WHAT THE EXERCISE ASKS:
Spot each line in the records below where the word "title" occurs, then copy it.
* begin DATA FOR THE TASK *
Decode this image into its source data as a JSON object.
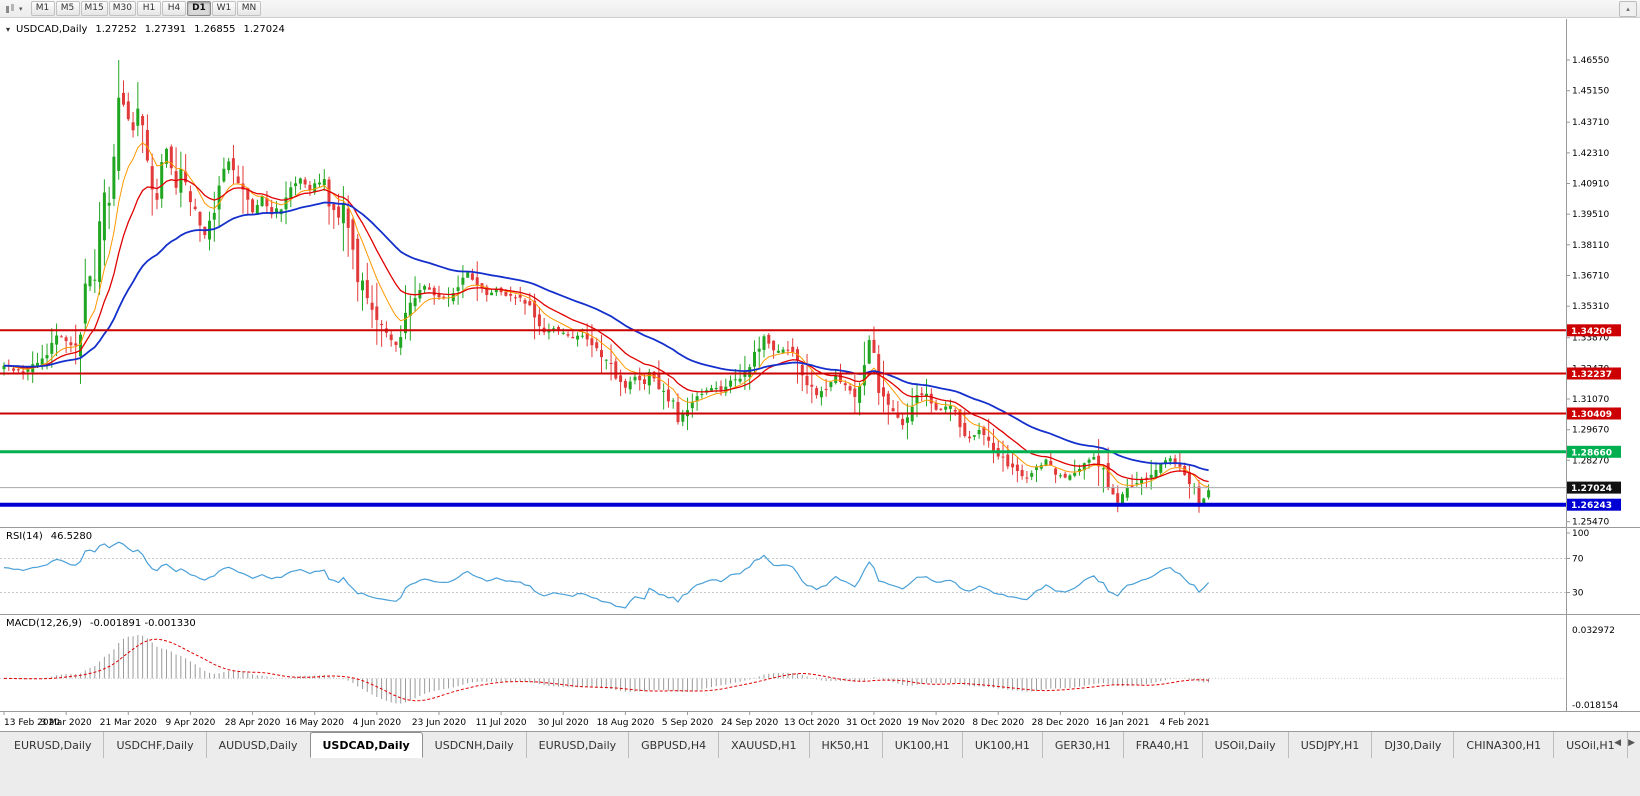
{
  "icons": {
    "caret_down": "▾",
    "collapse_up": "▴",
    "tab_scroll_left": "◀",
    "tab_scroll_right": "▶"
  },
  "colors": {
    "up": "#21a621",
    "down": "#e23a3a",
    "ma_fast": "#ff9900",
    "ma_mid": "#e00000",
    "ma_slow": "#1430cc",
    "hline_red": "#cc0000",
    "hline_green": "#00b050",
    "hline_blue": "#0000d4",
    "rsi_line": "#4aa0d8",
    "macd_hist": "#9a9a9a",
    "macd_signal": "#e00000",
    "current_line": "#a8a8a8",
    "current_tag": "#111111",
    "axis_text": "#000000",
    "separator": "#9a9a9a",
    "level_dash": "#c9c9c9"
  },
  "toolbar": {
    "timeframes": [
      {
        "label": "M1",
        "active": false
      },
      {
        "label": "M5",
        "active": false
      },
      {
        "label": "M15",
        "active": false
      },
      {
        "label": "M30",
        "active": false
      },
      {
        "label": "H1",
        "active": false
      },
      {
        "label": "H4",
        "active": false
      },
      {
        "label": "D1",
        "active": true
      },
      {
        "label": "W1",
        "active": false
      },
      {
        "label": "MN",
        "active": false
      }
    ]
  },
  "chart": {
    "title": {
      "symbol": "USDCAD,Daily",
      "open": "1.27252",
      "high": "1.27391",
      "low": "1.26855",
      "close": "1.27024"
    }
  },
  "price_scale": {
    "ticks": [
      "1.46550",
      "1.45150",
      "1.43710",
      "1.42310",
      "1.40910",
      "1.39510",
      "1.38110",
      "1.36710",
      "1.35310",
      "1.33870",
      "1.32470",
      "1.31070",
      "1.29670",
      "1.28270",
      "1.25470"
    ]
  },
  "hlines": [
    {
      "label": "1.34206",
      "price": 1.34206,
      "color": "#cc0000",
      "width": 2
    },
    {
      "label": "1.32237",
      "price": 1.32237,
      "color": "#cc0000",
      "width": 2
    },
    {
      "label": "1.30409",
      "price": 1.30409,
      "color": "#cc0000",
      "width": 2
    },
    {
      "label": "1.28660",
      "price": 1.2866,
      "color": "#00b050",
      "width": 3
    },
    {
      "label": "1.26243",
      "price": 1.26243,
      "color": "#0000d4",
      "width": 4
    }
  ],
  "current_price": {
    "label": "1.27024",
    "value": 1.27024
  },
  "rsi": {
    "label": "RSI(14)",
    "value": "46.5280",
    "levels": [
      100,
      70,
      30
    ],
    "axis_labels": [
      "100",
      "70",
      "30"
    ]
  },
  "macd": {
    "label": "MACD(12,26,9)",
    "values": "-0.001891 -0.001330",
    "axis_max": "0.032972",
    "axis_min": "-0.018154"
  },
  "dates": [
    "13 Feb 2020",
    "3 Mar 2020",
    "21 Mar 2020",
    "9 Apr 2020",
    "28 Apr 2020",
    "16 May 2020",
    "4 Jun 2020",
    "23 Jun 2020",
    "11 Jul 2020",
    "30 Jul 2020",
    "18 Aug 2020",
    "5 Sep 2020",
    "24 Sep 2020",
    "13 Oct 2020",
    "31 Oct 2020",
    "19 Nov 2020",
    "8 Dec 2020",
    "28 Dec 2020",
    "16 Jan 2021",
    "4 Feb 2021"
  ],
  "tabs": [
    {
      "label": "EURUSD,Daily",
      "active": false
    },
    {
      "label": "USDCHF,Daily",
      "active": false
    },
    {
      "label": "AUDUSD,Daily",
      "active": false
    },
    {
      "label": "USDCAD,Daily",
      "active": true
    },
    {
      "label": "USDCNH,Daily",
      "active": false
    },
    {
      "label": "EURUSD,Daily",
      "active": false
    },
    {
      "label": "GBPUSD,H4",
      "active": false
    },
    {
      "label": "XAUUSD,H1",
      "active": false
    },
    {
      "label": "HK50,H1",
      "active": false
    },
    {
      "label": "UK100,H1",
      "active": false
    },
    {
      "label": "UK100,H1",
      "active": false
    },
    {
      "label": "GER30,H1",
      "active": false
    },
    {
      "label": "FRA40,H1",
      "active": false
    },
    {
      "label": "USOil,Daily",
      "active": false
    },
    {
      "label": "USDJPY,H1",
      "active": false
    },
    {
      "label": "DJ30,Daily",
      "active": false
    },
    {
      "label": "CHINA300,H1",
      "active": false
    },
    {
      "label": "USOil,H1",
      "active": false
    }
  ],
  "chart_data": {
    "type": "candlestick",
    "symbol": "USDCAD",
    "timeframe": "Daily",
    "title": "USDCAD,Daily 1.27252 1.27391 1.26855 1.27024",
    "bars": 253,
    "x_label_every": 13,
    "y_axis": {
      "min": 1.2547,
      "max": 1.4655,
      "step": 0.014
    },
    "high_overrides": {
      "11": 1.3452,
      "24": 1.4655,
      "25": 1.4562,
      "82": 1.3318,
      "181": 1.3398
    },
    "low_overrides": {
      "141": 1.299,
      "233": 1.259,
      "250": 1.2588
    },
    "close_anchors": [
      [
        0,
        1.3258
      ],
      [
        4,
        1.3228
      ],
      [
        8,
        1.3292
      ],
      [
        11,
        1.339
      ],
      [
        13,
        1.3382
      ],
      [
        15,
        1.333
      ],
      [
        16,
        1.3422
      ],
      [
        17,
        1.3655
      ],
      [
        18,
        1.372
      ],
      [
        19,
        1.3648
      ],
      [
        20,
        1.3928
      ],
      [
        21,
        1.4015
      ],
      [
        22,
        1.3978
      ],
      [
        23,
        1.4215
      ],
      [
        24,
        1.45
      ],
      [
        25,
        1.444
      ],
      [
        27,
        1.4325
      ],
      [
        28,
        1.4425
      ],
      [
        29,
        1.436
      ],
      [
        30,
        1.4175
      ],
      [
        31,
        1.4062
      ],
      [
        32,
        1.4005
      ],
      [
        33,
        1.4188
      ],
      [
        34,
        1.4255
      ],
      [
        36,
        1.4062
      ],
      [
        37,
        1.4155
      ],
      [
        38,
        1.4088
      ],
      [
        40,
        1.3958
      ],
      [
        42,
        1.3852
      ],
      [
        44,
        1.3962
      ],
      [
        45,
        1.4088
      ],
      [
        47,
        1.4188
      ],
      [
        49,
        1.4098
      ],
      [
        51,
        1.4012
      ],
      [
        52,
        1.3962
      ],
      [
        54,
        1.4032
      ],
      [
        56,
        1.3952
      ],
      [
        58,
        1.399
      ],
      [
        60,
        1.4088
      ],
      [
        62,
        1.4108
      ],
      [
        64,
        1.4058
      ],
      [
        65,
        1.4098
      ],
      [
        67,
        1.4108
      ],
      [
        68,
        1.3988
      ],
      [
        70,
        1.3928
      ],
      [
        71,
        1.3978
      ],
      [
        72,
        1.3878
      ],
      [
        74,
        1.3678
      ],
      [
        76,
        1.3558
      ],
      [
        78,
        1.3458
      ],
      [
        80,
        1.3398
      ],
      [
        82,
        1.3358
      ],
      [
        83,
        1.3412
      ],
      [
        85,
        1.3558
      ],
      [
        88,
        1.3618
      ],
      [
        90,
        1.3588
      ],
      [
        92,
        1.3568
      ],
      [
        94,
        1.3588
      ],
      [
        96,
        1.3658
      ],
      [
        97,
        1.3682
      ],
      [
        99,
        1.3628
      ],
      [
        101,
        1.3578
      ],
      [
        103,
        1.3608
      ],
      [
        105,
        1.3572
      ],
      [
        107,
        1.3572
      ],
      [
        109,
        1.3548
      ],
      [
        110,
        1.3518
      ],
      [
        111,
        1.3468
      ],
      [
        112,
        1.3438
      ],
      [
        113,
        1.3418
      ],
      [
        115,
        1.3428
      ],
      [
        117,
        1.341
      ],
      [
        119,
        1.3388
      ],
      [
        121,
        1.3392
      ],
      [
        123,
        1.3352
      ],
      [
        125,
        1.3308
      ],
      [
        127,
        1.3262
      ],
      [
        128,
        1.3218
      ],
      [
        129,
        1.3178
      ],
      [
        130,
        1.3158
      ],
      [
        132,
        1.3208
      ],
      [
        134,
        1.3172
      ],
      [
        135,
        1.3228
      ],
      [
        137,
        1.3158
      ],
      [
        139,
        1.3108
      ],
      [
        140,
        1.3092
      ],
      [
        141,
        1.3008
      ],
      [
        142,
        1.3042
      ],
      [
        144,
        1.3092
      ],
      [
        146,
        1.3132
      ],
      [
        148,
        1.3162
      ],
      [
        150,
        1.3148
      ],
      [
        152,
        1.3182
      ],
      [
        154,
        1.3208
      ],
      [
        156,
        1.3258
      ],
      [
        158,
        1.3352
      ],
      [
        159,
        1.3388
      ],
      [
        161,
        1.3338
      ],
      [
        163,
        1.3332
      ],
      [
        165,
        1.3312
      ],
      [
        166,
        1.3282
      ],
      [
        168,
        1.3182
      ],
      [
        170,
        1.3122
      ],
      [
        172,
        1.3158
      ],
      [
        174,
        1.3212
      ],
      [
        176,
        1.3158
      ],
      [
        178,
        1.3128
      ],
      [
        180,
        1.3258
      ],
      [
        181,
        1.3382
      ],
      [
        182,
        1.3322
      ],
      [
        183,
        1.3172
      ],
      [
        185,
        1.3088
      ],
      [
        187,
        1.3022
      ],
      [
        188,
        1.2992
      ],
      [
        190,
        1.3062
      ],
      [
        191,
        1.3138
      ],
      [
        193,
        1.3118
      ],
      [
        195,
        1.3052
      ],
      [
        197,
        1.3068
      ],
      [
        198,
        1.3088
      ],
      [
        200,
        1.2982
      ],
      [
        202,
        1.2922
      ],
      [
        204,
        1.2962
      ],
      [
        206,
        1.2902
      ],
      [
        208,
        1.2858
      ],
      [
        210,
        1.2798
      ],
      [
        212,
        1.2772
      ],
      [
        214,
        1.2748
      ],
      [
        216,
        1.2792
      ],
      [
        218,
        1.2832
      ],
      [
        220,
        1.2772
      ],
      [
        222,
        1.2748
      ],
      [
        224,
        1.2778
      ],
      [
        226,
        1.2818
      ],
      [
        228,
        1.2848
      ],
      [
        230,
        1.2778
      ],
      [
        231,
        1.2722
      ],
      [
        232,
        1.2662
      ],
      [
        233,
        1.2628
      ],
      [
        234,
        1.2678
      ],
      [
        236,
        1.2712
      ],
      [
        238,
        1.2732
      ],
      [
        240,
        1.2772
      ],
      [
        242,
        1.2812
      ],
      [
        244,
        1.2835
      ],
      [
        246,
        1.2782
      ],
      [
        248,
        1.2732
      ],
      [
        249,
        1.2692
      ],
      [
        250,
        1.2618
      ],
      [
        251,
        1.2658
      ],
      [
        252,
        1.2702
      ]
    ],
    "moving_averages": [
      {
        "period": 8,
        "color": "#ff9900",
        "width": 1
      },
      {
        "period": 16,
        "color": "#e00000",
        "width": 1.3
      },
      {
        "period": 40,
        "color": "#1430cc",
        "width": 1.8
      }
    ],
    "rsi": {
      "period": 14,
      "last": 46.528,
      "levels": [
        100,
        70,
        30
      ]
    },
    "macd": {
      "fast": 12,
      "slow": 26,
      "signal": 9,
      "last": -0.001891,
      "last_signal": -0.00133,
      "scale_max": 0.032972,
      "scale_min": -0.018154
    }
  }
}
* end DATA FOR THE TASK *
TASK RESULT:
    "title": {
    "title": "USDCAD,Daily 1.27252 1.27391 1.26855 1.27024",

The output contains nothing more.